- _Ejercicio propuesto 1_: Según el texto sobre el auto de la viña, ¿a quiénes dice el Padre que va a arrendar la viña?
- _Ejercicio propuesto 2_: Prosigue el texto sobre el auto de la viña a partir de su última frase.

- _Texto fuente_:

========

Toda una doctrina y una tradición secular viven en los entresijos de la obra
teatral, pero no es éste el momento propicio para tratar este contenido.
El
Hijo es el encargado de presentar las excelencias de la viña. Crea un paisaje
eglógico dentro de la tradición consagrada a este tipo de poemas. Por lo
pronto, cuatro elementos se concitan en perfecto equilibrio y crean una armonía
imposible. La tierra, el viento, el fuego y el mar, irreconciliables, bajo la
dirección divina viven en paz. Junto al cielo, el firmamento
¿Qué consonancia tranquila
de
esferas volubles hay?
Y en comunidad con el hombre, el campo
cristalino contemplando el azul del cielo. Los montes están verdecidos. La
primavera "peina el viento", "inunda el prado" y produce en
quien la goza una sensación de "alivio".
No
podía faltar la correspondiente fuente, alegoría de la vida; ni el recuerdo de
la Aurora que supone un renacer del espíritu dormido. Siguiendo la tradición
bíblica de la promesa hecha a su pueblo, la viña es "tierra de Promisión".
En ella se encuentra una colmena donde la abeja trabaja incansable un
"sabroso panal" y a lo lejos un edificio en el cual se alberga un
lagar donde el fruto de la viña se transformará en "cándido humor".
Ante la excelencia del lugar, halago a los sentidos, el Hijo da las gracias al
Padre, pero Éste le dice que lo va a arrendar a unos labradores que un poco más
allá descansan.
Parece
que Mira está recordando los dones de que estaba provista la tierra prometida a
los judíos. Ella manaba miel y, aunque no se haga alusión ninguna, también
estaba abundantemente provista de vides y otros productos anhelados por los
errantes israelitas, que en diversas ocasiones habían podido sobrevivir gracias
a la providencia divina.
Hasta
aquí la visión alegórica de la vida humana. Porque la viña es la tierra
entregada para el trabajo y el solaz del hombre. Pero nada se da gratuitamente
y para siempre. Esta viña tan hermosamente presentada a los espectadores tendrá
su fin y con ella desaparecerá su morador. Hacia la mitad del auto, el Custodio
obligará a la Envidia a que cuente el fin del mundo. Un larguísimo
parlamento de tono apocalíptico se erige en el eje central de la pieza
eucarística. Es una llamada de atención al espectador y un aviso para los
arrendadores de la viña:
CUSTODIO
Tú, Envidia, por penitencia
de
que en el juego has errado,
has
de contar lo que sabes,
di,
en pena de tu pecado,
¿cómo
ha de acabar esta viña
y
los que viven debajo
de
su abrigo? Acaba presto.
ENVIDIA
Eso mandas, un rayo
de
envidia de tu victoria.

========

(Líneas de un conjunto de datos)
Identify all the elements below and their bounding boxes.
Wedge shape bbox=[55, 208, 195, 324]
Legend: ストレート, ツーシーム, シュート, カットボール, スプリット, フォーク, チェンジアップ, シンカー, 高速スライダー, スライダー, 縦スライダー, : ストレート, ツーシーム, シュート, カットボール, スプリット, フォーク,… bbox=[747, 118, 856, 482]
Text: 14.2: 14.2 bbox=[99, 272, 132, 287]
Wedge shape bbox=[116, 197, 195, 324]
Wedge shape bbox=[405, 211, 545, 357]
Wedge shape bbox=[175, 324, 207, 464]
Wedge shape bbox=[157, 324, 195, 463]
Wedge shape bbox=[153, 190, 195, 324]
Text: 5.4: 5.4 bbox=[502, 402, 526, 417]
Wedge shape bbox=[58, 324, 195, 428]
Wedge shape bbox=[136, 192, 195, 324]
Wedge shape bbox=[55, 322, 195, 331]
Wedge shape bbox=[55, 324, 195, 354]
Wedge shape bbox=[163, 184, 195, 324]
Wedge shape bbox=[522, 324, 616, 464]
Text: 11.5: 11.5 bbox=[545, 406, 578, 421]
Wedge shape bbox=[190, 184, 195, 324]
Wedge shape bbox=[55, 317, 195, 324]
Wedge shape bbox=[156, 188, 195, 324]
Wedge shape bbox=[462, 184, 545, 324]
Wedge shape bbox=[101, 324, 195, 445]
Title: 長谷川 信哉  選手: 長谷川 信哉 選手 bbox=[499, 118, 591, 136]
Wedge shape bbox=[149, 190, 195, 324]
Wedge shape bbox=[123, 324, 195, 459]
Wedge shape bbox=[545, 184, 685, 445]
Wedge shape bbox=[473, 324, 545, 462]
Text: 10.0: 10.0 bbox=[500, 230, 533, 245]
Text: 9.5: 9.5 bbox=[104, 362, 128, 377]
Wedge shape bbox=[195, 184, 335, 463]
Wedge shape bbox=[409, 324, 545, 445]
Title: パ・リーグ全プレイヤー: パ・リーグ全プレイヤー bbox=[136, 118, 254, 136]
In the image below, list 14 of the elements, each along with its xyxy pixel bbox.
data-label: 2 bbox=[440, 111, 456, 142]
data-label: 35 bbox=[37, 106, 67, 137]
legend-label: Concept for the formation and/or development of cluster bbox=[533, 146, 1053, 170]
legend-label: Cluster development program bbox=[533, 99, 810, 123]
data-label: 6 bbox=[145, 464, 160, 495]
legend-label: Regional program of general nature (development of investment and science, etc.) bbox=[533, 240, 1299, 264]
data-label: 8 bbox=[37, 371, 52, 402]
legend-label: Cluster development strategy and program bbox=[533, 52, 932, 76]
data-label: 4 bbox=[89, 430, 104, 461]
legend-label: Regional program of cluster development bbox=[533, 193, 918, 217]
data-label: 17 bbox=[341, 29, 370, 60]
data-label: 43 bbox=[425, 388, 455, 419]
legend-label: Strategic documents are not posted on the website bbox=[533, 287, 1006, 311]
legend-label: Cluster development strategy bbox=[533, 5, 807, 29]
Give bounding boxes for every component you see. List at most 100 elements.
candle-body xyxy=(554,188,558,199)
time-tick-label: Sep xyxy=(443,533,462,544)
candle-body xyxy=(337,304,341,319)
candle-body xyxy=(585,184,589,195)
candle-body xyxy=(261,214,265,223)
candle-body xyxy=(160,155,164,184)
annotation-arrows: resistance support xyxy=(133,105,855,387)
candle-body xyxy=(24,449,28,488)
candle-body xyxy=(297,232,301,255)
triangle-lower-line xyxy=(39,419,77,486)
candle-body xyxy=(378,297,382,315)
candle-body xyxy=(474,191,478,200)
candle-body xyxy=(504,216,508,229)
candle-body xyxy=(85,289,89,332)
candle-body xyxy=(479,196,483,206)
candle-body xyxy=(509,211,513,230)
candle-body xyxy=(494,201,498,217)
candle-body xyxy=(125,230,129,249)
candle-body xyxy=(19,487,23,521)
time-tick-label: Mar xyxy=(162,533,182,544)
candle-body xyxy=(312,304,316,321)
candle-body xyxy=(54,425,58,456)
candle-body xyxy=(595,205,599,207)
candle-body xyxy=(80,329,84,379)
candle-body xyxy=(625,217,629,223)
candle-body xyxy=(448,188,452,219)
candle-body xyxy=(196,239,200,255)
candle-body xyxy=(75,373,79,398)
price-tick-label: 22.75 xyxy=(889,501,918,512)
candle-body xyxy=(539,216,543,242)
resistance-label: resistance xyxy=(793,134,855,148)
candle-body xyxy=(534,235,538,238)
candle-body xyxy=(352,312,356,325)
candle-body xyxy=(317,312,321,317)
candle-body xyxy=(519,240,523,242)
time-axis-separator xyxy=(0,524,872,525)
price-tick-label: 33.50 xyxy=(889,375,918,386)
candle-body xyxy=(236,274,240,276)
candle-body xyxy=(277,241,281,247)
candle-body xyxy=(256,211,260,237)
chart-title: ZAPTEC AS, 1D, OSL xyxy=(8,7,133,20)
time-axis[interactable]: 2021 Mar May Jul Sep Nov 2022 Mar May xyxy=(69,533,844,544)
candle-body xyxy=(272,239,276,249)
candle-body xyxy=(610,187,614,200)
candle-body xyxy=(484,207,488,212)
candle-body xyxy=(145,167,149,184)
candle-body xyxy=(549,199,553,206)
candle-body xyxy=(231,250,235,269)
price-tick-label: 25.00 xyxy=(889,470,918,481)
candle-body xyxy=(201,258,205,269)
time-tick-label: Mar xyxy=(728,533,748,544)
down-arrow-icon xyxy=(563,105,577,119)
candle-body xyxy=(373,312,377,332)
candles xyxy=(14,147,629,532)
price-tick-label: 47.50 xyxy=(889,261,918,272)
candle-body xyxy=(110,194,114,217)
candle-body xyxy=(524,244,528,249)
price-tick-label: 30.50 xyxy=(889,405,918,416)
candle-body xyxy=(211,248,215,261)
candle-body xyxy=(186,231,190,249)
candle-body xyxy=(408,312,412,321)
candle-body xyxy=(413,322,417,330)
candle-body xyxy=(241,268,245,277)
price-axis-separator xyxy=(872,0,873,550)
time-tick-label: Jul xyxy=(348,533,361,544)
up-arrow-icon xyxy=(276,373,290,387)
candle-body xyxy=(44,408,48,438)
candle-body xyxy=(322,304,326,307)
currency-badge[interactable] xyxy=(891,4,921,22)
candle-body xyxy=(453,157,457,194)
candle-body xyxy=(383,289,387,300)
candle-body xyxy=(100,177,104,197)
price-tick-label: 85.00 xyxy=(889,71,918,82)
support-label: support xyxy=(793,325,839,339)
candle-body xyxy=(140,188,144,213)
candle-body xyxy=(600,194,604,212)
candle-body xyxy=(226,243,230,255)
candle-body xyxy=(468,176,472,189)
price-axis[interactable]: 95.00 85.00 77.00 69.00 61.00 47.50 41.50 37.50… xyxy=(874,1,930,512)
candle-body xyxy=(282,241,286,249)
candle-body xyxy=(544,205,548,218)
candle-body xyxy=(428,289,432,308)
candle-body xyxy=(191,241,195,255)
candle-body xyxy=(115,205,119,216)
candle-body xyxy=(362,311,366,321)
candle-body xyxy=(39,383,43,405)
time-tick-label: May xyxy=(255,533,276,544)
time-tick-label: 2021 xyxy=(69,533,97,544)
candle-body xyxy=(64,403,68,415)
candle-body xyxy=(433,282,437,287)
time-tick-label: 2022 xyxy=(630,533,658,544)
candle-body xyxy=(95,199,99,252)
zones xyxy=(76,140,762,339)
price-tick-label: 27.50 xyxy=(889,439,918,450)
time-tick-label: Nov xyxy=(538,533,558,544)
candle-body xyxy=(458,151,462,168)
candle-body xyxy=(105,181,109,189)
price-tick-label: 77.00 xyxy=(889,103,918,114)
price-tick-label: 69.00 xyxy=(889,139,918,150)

========

- _Respuesta 1_: A unos labradores que descansan un poco más allá.

- _Respuesta 2_:
CUSTODIO
Yo lo quiero, yo lo mando;
estén
atentos aquéllos
que
esta heredad arrendaron.
Ya
tenemos el decorado en el que van a convivir el judaísmo y la gentilidad, el
creyente y el no creyente. El dramaturgo ha puesto toda la carne en el asador
creando un mundo de ensueño, quizá para que sea más llamativa su destrucción y
haga mella en el espectador. Unos doscientos versos están puestos en boca de la
Envidia con el relato estremecedor del fin del mundo. Parece una especie de
ejercicio espiritual dramático que conlleva con la reflexión sobre la muerte
universal y rechazo al pecado causante de este inevitable trance.
Comienza
el poeta con la aparición de una serie de señales en los cielos; por una parte
la luna perderá la luz reflejada por el sol, una densa capa de nubes cubrirá la
tierra y el astro que nos da la vida se ocultará dejando de dar a la tierra luz
y calor. En consecuencia, los montes se estremecerán, los polos crujirán y los
mares desaparecerán:
harán señales los cielos,
y
los rayos que la luna
de
los tesoros del sol
o
los mendiga o los hurta,
serán
como negras sombras,
porque
la gran hermosura
del
sol tiene de eclipsar
nubes
pardas y confusas.
Estamos ante una descripción del fin de la
vida en la tierra. Su transformación en un planeta muerto, donde las sombras y
el frío reinan por doquier e incluso el elemento indispensable, el agua,
desaparecerá como por ensalmo.
Las
consecuencias se dejan sentir inmediatamente en la tierra que sufrirá un cambio
irremediable:
Los montes más empinados
que
son dóricas columnas
(donde
al parecer estriba)
la
celeste arquitectura,
se
han de estremecer temblando,
y
los dos polos ¿quién duda
que
amagando la ruina
o se
estremezcan o crujan?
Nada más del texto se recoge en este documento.